EXERCISE.
Check each line of the records below and collect those holding "абзаце".

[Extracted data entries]

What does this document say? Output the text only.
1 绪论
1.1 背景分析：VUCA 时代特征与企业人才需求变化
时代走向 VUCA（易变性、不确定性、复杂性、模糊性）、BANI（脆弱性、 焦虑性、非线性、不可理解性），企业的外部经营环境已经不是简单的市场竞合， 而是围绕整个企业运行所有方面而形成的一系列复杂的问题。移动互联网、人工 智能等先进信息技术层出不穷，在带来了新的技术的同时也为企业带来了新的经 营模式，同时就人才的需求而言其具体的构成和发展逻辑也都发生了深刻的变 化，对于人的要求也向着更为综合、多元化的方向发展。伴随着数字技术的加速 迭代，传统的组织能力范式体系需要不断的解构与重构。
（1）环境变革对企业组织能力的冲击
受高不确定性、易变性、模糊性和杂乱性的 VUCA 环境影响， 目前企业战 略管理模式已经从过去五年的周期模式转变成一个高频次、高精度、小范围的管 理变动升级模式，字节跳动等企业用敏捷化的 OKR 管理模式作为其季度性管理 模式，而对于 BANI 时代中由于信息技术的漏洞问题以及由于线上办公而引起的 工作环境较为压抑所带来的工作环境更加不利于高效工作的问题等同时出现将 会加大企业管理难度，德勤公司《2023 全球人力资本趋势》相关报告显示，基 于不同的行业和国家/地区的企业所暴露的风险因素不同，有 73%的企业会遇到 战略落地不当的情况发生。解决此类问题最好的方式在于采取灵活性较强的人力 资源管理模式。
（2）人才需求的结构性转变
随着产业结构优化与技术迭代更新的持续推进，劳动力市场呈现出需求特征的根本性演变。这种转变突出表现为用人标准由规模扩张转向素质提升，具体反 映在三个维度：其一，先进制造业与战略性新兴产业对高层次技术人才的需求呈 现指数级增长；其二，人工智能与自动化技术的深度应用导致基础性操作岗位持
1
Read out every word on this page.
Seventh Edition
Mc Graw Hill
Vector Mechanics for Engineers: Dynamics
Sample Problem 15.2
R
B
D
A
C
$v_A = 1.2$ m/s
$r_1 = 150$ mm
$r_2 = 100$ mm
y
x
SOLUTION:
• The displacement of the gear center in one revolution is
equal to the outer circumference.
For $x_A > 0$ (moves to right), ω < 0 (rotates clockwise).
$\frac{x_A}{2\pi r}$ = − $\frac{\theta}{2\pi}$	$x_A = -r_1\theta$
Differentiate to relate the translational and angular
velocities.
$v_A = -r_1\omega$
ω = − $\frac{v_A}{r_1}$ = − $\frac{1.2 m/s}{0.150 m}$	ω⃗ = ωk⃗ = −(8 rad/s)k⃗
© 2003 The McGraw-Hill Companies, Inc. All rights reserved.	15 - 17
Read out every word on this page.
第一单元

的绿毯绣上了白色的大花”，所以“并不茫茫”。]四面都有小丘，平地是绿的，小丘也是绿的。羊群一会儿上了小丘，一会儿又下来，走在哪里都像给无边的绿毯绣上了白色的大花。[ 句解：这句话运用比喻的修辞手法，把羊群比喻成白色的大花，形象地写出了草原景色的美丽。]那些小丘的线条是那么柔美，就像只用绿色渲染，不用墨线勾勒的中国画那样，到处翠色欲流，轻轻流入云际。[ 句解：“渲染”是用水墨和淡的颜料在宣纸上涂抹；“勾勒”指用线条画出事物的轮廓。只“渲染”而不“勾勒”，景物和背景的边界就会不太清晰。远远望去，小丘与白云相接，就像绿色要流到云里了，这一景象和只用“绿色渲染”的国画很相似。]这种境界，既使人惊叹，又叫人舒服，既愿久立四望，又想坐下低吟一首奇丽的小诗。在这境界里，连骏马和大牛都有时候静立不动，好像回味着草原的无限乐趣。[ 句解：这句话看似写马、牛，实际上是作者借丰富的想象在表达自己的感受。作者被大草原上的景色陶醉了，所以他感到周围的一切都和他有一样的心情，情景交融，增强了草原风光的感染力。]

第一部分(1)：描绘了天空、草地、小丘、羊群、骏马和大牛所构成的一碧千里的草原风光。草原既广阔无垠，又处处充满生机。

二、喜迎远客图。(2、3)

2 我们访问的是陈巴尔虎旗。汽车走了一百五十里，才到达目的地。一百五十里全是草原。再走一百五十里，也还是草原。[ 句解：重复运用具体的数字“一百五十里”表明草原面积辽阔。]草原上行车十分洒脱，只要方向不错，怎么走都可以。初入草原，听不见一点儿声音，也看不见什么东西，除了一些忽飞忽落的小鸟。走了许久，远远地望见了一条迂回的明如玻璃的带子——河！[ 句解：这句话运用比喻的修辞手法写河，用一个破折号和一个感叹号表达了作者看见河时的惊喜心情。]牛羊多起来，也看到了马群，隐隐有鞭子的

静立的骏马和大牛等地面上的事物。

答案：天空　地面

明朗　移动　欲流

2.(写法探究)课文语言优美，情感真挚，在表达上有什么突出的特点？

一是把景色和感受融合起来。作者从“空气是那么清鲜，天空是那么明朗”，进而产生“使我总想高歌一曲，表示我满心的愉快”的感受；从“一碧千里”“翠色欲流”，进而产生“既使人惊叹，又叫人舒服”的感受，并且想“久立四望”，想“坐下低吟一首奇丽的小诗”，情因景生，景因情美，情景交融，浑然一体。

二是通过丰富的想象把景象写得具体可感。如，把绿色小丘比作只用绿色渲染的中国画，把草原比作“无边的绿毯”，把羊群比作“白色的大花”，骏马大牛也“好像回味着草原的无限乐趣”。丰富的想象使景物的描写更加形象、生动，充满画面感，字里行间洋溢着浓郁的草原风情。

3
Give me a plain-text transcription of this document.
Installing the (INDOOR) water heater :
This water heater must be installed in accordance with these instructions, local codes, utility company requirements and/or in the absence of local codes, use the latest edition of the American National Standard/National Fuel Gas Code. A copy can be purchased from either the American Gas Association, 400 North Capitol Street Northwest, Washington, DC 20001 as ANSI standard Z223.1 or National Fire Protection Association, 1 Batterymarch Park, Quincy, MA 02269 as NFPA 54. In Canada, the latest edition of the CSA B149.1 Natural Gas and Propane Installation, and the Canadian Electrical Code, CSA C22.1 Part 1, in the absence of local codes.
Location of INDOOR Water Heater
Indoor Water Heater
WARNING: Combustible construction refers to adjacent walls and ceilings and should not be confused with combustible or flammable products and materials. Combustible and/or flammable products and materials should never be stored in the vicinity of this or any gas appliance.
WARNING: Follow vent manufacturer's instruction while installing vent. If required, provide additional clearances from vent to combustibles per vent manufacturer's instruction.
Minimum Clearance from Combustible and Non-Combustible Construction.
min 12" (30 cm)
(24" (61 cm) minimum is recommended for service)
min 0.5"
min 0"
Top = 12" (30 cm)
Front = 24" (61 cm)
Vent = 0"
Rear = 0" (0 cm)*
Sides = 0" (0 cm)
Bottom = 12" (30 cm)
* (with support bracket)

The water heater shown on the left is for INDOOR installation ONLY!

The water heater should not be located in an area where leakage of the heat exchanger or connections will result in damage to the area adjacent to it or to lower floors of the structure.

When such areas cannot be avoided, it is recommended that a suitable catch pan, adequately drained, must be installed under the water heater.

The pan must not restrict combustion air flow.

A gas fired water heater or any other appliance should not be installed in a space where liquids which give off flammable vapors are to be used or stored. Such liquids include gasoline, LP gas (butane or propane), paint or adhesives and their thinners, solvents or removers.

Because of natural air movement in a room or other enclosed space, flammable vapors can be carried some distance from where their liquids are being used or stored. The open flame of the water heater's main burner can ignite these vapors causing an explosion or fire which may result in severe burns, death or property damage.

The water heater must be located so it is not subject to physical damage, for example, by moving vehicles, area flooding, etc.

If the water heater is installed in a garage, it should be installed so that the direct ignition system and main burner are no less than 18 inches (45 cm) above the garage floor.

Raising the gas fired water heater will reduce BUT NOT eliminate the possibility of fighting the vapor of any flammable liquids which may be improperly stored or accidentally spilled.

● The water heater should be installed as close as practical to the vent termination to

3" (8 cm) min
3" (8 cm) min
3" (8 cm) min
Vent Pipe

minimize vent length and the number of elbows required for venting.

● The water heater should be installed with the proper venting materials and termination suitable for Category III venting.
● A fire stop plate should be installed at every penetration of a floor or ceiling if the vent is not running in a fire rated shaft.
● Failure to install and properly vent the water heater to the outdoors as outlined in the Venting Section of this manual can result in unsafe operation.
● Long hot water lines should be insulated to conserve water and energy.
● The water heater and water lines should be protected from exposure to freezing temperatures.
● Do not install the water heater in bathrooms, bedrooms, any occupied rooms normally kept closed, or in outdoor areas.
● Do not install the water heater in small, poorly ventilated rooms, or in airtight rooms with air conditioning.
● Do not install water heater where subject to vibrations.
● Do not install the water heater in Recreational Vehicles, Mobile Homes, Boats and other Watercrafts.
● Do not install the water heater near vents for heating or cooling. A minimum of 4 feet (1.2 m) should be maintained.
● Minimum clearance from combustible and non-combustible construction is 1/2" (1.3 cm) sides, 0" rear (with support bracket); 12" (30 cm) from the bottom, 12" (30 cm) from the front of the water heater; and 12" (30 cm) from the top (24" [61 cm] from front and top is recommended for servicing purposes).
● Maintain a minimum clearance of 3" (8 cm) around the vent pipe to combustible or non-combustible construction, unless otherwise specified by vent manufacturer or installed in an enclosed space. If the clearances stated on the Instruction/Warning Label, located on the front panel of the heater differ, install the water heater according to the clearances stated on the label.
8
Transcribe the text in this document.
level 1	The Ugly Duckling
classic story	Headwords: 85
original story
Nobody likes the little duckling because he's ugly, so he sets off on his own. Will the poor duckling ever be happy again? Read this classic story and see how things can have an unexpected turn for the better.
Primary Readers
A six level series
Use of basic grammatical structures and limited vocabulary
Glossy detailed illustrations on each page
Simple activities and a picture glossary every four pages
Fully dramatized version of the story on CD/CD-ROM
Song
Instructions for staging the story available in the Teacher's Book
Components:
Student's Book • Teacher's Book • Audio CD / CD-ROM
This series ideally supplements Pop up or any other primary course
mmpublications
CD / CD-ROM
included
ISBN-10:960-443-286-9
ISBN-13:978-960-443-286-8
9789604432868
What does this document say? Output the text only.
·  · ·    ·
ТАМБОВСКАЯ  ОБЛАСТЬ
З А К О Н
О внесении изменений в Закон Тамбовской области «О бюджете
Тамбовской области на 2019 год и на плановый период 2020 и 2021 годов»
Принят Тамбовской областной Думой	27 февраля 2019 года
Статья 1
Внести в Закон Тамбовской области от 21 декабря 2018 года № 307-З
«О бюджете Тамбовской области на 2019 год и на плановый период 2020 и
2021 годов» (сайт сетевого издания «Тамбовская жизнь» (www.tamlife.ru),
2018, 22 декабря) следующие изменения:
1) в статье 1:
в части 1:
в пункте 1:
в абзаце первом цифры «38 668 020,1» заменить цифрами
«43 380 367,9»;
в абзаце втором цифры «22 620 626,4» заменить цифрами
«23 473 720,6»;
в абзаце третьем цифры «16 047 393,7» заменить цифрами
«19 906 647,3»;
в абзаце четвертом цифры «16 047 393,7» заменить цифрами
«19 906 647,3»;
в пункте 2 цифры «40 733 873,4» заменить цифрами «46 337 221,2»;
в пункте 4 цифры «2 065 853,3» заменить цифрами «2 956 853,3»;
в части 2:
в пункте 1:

ANSWER TO THIS EXERCISE.
в абзаце первом цифры «38 668 020,1» заменить цифрами
в абзаце втором цифры «22 620 626,4» заменить цифрами
в абзаце третьем цифры «16 047 393,7» заменить цифрами
в абзаце четвертом цифры «16 047 393,7» заменить цифрами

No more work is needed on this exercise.